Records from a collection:

--- Start ---

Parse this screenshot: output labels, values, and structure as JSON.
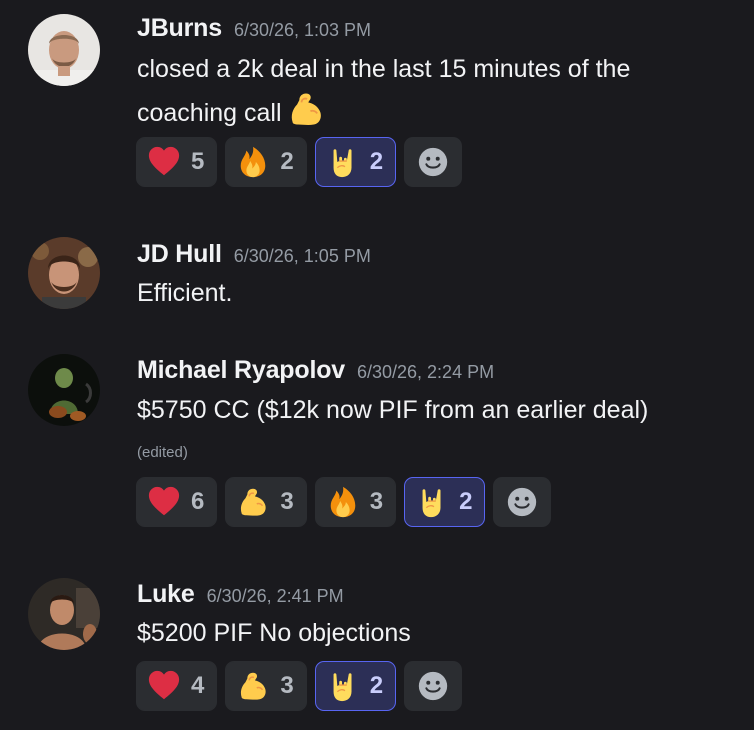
{
  "messages": [
    {
      "author": "JBurns",
      "timestamp": "6/30/26, 1:03 PM",
      "lines": [
        "closed a 2k deal in the last 15 minutes of the",
        "coaching call"
      ],
      "inline_emoji": "flexed-biceps",
      "reactions": [
        {
          "emoji": "red-heart",
          "count": "5",
          "active": false
        },
        {
          "emoji": "fire",
          "count": "2",
          "active": false
        },
        {
          "emoji": "sign-of-the-horns",
          "count": "2",
          "active": true
        }
      ]
    },
    {
      "author": "JD Hull",
      "timestamp": "6/30/26, 1:05 PM",
      "lines": [
        "Efficient."
      ]
    },
    {
      "author": "Michael Ryapolov",
      "timestamp": "6/30/26, 2:24 PM",
      "lines": [
        "$5750 CC ($12k now PIF from an earlier deal)"
      ],
      "edited": "(edited)",
      "reactions": [
        {
          "emoji": "red-heart",
          "count": "6",
          "active": false
        },
        {
          "emoji": "flexed-biceps",
          "count": "3",
          "active": false
        },
        {
          "emoji": "fire",
          "count": "3",
          "active": false
        },
        {
          "emoji": "sign-of-the-horns",
          "count": "2",
          "active": true
        }
      ]
    },
    {
      "author": "Luke",
      "timestamp": "6/30/26, 2:41 PM",
      "lines": [
        "$5200 PIF No objections"
      ],
      "reactions": [
        {
          "emoji": "red-heart",
          "count": "4",
          "active": false
        },
        {
          "emoji": "flexed-biceps",
          "count": "3",
          "active": false
        },
        {
          "emoji": "sign-of-the-horns",
          "count": "2",
          "active": true
        }
      ]
    }
  ],
  "add_reaction_icon": "smiley-add-reaction-icon",
  "colors": {
    "background": "#1a1a1e",
    "reaction_bg": "#2b2d31",
    "reaction_active_bg": "#2c2f56",
    "reaction_active_border": "#5865f2",
    "timestamp": "#949ba4",
    "text": "#f2f3f5"
  }
}
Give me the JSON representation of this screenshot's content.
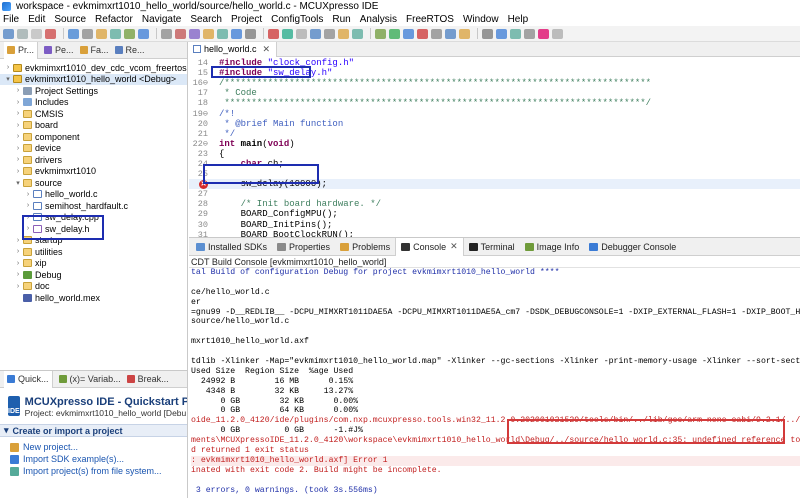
{
  "window": {
    "title": "workspace - evkmimxrt1010_hello_world/source/hello_world.c - MCUXpresso IDE"
  },
  "menu": [
    "File",
    "Edit",
    "Source",
    "Refactor",
    "Navigate",
    "Search",
    "Project",
    "ConfigTools",
    "Run",
    "Analysis",
    "FreeRTOS",
    "Window",
    "Help"
  ],
  "left_tabs": [
    {
      "label": "Pr...",
      "active": true
    },
    {
      "label": "Pe..."
    },
    {
      "label": "Fa..."
    },
    {
      "label": "Re..."
    }
  ],
  "tree": [
    {
      "label": "evkmimxrt1010_dev_cdc_vcom_freertos",
      "indent": 0,
      "arrow": ">",
      "icon": "project"
    },
    {
      "label": "evkmimxrt1010_hello_world <Debug>",
      "indent": 0,
      "arrow": "v",
      "icon": "project",
      "selected": true
    },
    {
      "label": "Project Settings",
      "indent": 1,
      "arrow": ">",
      "icon": "settings"
    },
    {
      "label": "Includes",
      "indent": 1,
      "arrow": ">",
      "icon": "include"
    },
    {
      "label": "CMSIS",
      "indent": 1,
      "arrow": ">",
      "icon": "folder"
    },
    {
      "label": "board",
      "indent": 1,
      "arrow": ">",
      "icon": "folder"
    },
    {
      "label": "component",
      "indent": 1,
      "arrow": ">",
      "icon": "folder"
    },
    {
      "label": "device",
      "indent": 1,
      "arrow": ">",
      "icon": "folder"
    },
    {
      "label": "drivers",
      "indent": 1,
      "arrow": ">",
      "icon": "folder"
    },
    {
      "label": "evkmimxrt1010",
      "indent": 1,
      "arrow": ">",
      "icon": "folder"
    },
    {
      "label": "source",
      "indent": 1,
      "arrow": "v",
      "icon": "folder"
    },
    {
      "label": "hello_world.c",
      "indent": 2,
      "arrow": ">",
      "icon": "c"
    },
    {
      "label": "semihost_hardfault.c",
      "indent": 2,
      "arrow": ">",
      "icon": "c"
    },
    {
      "label": "sw_delay.cpp",
      "indent": 2,
      "arrow": ">",
      "icon": "c"
    },
    {
      "label": "sw_delay.h",
      "indent": 2,
      "arrow": ">",
      "icon": "h"
    },
    {
      "label": "startup",
      "indent": 1,
      "arrow": ">",
      "icon": "folder"
    },
    {
      "label": "utilities",
      "indent": 1,
      "arrow": ">",
      "icon": "folder"
    },
    {
      "label": "xip",
      "indent": 1,
      "arrow": ">",
      "icon": "folder"
    },
    {
      "label": "Debug",
      "indent": 1,
      "arrow": ">",
      "icon": "debug"
    },
    {
      "label": "doc",
      "indent": 1,
      "arrow": ">",
      "icon": "folder"
    },
    {
      "label": "hello_world.mex",
      "indent": 1,
      "arrow": "",
      "icon": "mex"
    }
  ],
  "quickstart": {
    "tabs": [
      "Quick...",
      "(x)= Variab...",
      "Break..."
    ],
    "title": "MCUXpresso IDE - Quickstart P",
    "project": "Project: evkmimxrt1010_hello_world [Debu",
    "logo": "IDE",
    "section": "Create or import a project",
    "links": [
      "New project...",
      "Import SDK example(s)...",
      "Import project(s) from file system..."
    ]
  },
  "editor": {
    "tab": "hello_world.c",
    "lines": [
      {
        "num": "14",
        "html": "<span class=\"kw\">#include</span> <span class=\"str\">\"clock_config.h\"</span>"
      },
      {
        "num": "15",
        "html": "<span class=\"kw\">#include</span> <span class=\"str\">\"sw_delay.h\"</span>",
        "changed": true
      },
      {
        "num": "16⊖",
        "html": "<span class=\"cm\">/*******************************************************************************</span>"
      },
      {
        "num": "17",
        "html": "<span class=\"cm\"> * Code</span>"
      },
      {
        "num": "18",
        "html": "<span class=\"cm\"> ******************************************************************************/</span>"
      },
      {
        "num": "19⊖",
        "html": "<span class=\"doc\">/*!</span>"
      },
      {
        "num": "20",
        "html": "<span class=\"doc\"> * @brief Main function</span>"
      },
      {
        "num": "21",
        "html": "<span class=\"doc\"> */</span>"
      },
      {
        "num": "22⊖",
        "html": "<span class=\"kw\">int</span> <b>main</b>(<span class=\"kw\">void</span>)",
        "changed": true
      },
      {
        "num": "23",
        "html": "{",
        "changed": true
      },
      {
        "num": "24",
        "html": "    <span class=\"kw\">char</span> ch;",
        "changed": true
      },
      {
        "num": "25",
        "html": "",
        "changed": true
      },
      {
        "num": "",
        "html": "    sw_delay(10000);",
        "changed": true,
        "error": true,
        "hl": true
      },
      {
        "num": "27",
        "html": "",
        "changed": true
      },
      {
        "num": "28",
        "html": "    <span class=\"cm\">/* Init board hardware. */</span>"
      },
      {
        "num": "29",
        "html": "    BOARD_ConfigMPU();"
      },
      {
        "num": "30",
        "html": "    BOARD_InitPins();"
      },
      {
        "num": "31",
        "html": "    BOARD_BootClockRUN();"
      }
    ]
  },
  "bottom_tabs": [
    {
      "label": "Installed SDKs",
      "color": "#5b8fd1"
    },
    {
      "label": "Properties",
      "color": "#8a8a8a"
    },
    {
      "label": "Problems",
      "color": "#d9a03a"
    },
    {
      "label": "Console",
      "color": "#333",
      "active": true
    },
    {
      "label": "Terminal",
      "color": "#222"
    },
    {
      "label": "Image Info",
      "color": "#6f9b3a"
    },
    {
      "label": "Debugger Console",
      "color": "#3a7bd5"
    }
  ],
  "console": {
    "title": "CDT Build Console [evkmimxrt1010_hello_world]",
    "lines": [
      {
        "text": "tal Build of configuration Debug for project evkmimxrt1010_hello_world ****",
        "cls": "blue"
      },
      {
        "text": ""
      },
      {
        "text": "ce/hello_world.c"
      },
      {
        "text": "er"
      },
      {
        "text": "=gnu99 -D__REDLIB__ -DCPU_MIMXRT1011DAE5A -DCPU_MIMXRT1011DAE5A_cm7 -DSDK_DEBUGCONSOLE=1 -DXIP_EXTERNAL_FLASH=1 -DXIP_BOOT_HEADER_ENABLE=1"
      },
      {
        "text": "source/hello_world.c"
      },
      {
        "text": ""
      },
      {
        "text": "mxrt1010_hello_world.axf"
      },
      {
        "text": ""
      },
      {
        "text": "tdlib -Xlinker -Map=\"evkmimxrt1010_hello_world.map\" -Xlinker --gc-sections -Xlinker -print-memory-usage -Xlinker --sort-section=alignment -"
      },
      {
        "text": "Used Size  Region Size  %age Used"
      },
      {
        "text": "  24992 B        16 MB      0.15%"
      },
      {
        "text": "   4348 B        32 KB     13.27%"
      },
      {
        "text": "      0 GB        32 KB      0.00%"
      },
      {
        "text": "      0 GB        64 KB      0.00%"
      },
      {
        "text": "oide_11.2.0_4120/ide/plugins/com.nxp.mcuxpresso.tools.win32_11.2.0.202001021529/tools/bin/../lib/gcc/arm-none-eabi/9.2.1/../../../../arm-no",
        "cls": "red"
      },
      {
        "text": "      0 GB         0 GB      -1.#J%"
      },
      {
        "text": "ments\\MCUXpressoIDE_11.2.0_4120\\workspace\\evkmimxrt1010_hello_world\\Debug/../source/hello_world.c:35: undefined reference to `sw_delay'",
        "cls": "red"
      },
      {
        "text": "d returned 1 exit status",
        "cls": "red"
      },
      {
        "text": ": evkmimxrt1010_hello_world.axf] Error 1",
        "cls": "red errbg"
      },
      {
        "text": "inated with exit code 2. Build might be incomplete.",
        "cls": "red"
      },
      {
        "text": ""
      },
      {
        "text": " 3 errors, 0 warnings. (took 3s.556ms)",
        "cls": "blue"
      }
    ]
  },
  "colors": {
    "annotation_blue": "#1d2db0",
    "annotation_red": "#d33a3a",
    "error": "#c22020"
  }
}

--- End ---

WHAT IS BEING ASKED: Go through the records and pull out each line that includes the word "title".

RESULT OF THE EXERCISE:
    "title": "workspace - evkmimxrt1010_hello_world/source/hello_world.c - MCUXpresso IDE"
    "title": "MCUXpresso IDE - Quickstart P",
    "title": "CDT Build Console [evkmimxrt1010_hello_world]",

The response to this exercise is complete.